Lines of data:
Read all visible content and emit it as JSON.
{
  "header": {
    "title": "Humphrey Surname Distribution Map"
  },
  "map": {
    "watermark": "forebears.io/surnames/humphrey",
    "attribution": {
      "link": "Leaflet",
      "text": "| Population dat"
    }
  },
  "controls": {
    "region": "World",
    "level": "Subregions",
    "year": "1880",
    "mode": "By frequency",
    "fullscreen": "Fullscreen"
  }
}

> _Objective_: Repeat the data in its entirety, character for character.

> _Task result_:
Read all visible content and emit it as JSON.
{
  "header": {
    "title": "Humphrey Surname Distribution Map"
  },
  "map": {
    "watermark": "forebears.io/surnames/humphrey",
    "attribution": {
      "link": "Leaflet",
      "text": "| Population dat"
    }
  },
  "controls": {
    "region": "World",
    "level": "Subregions",
    "year": "1880",
    "mode": "By frequency",
    "fullscreen": "Fullscreen"
  }
}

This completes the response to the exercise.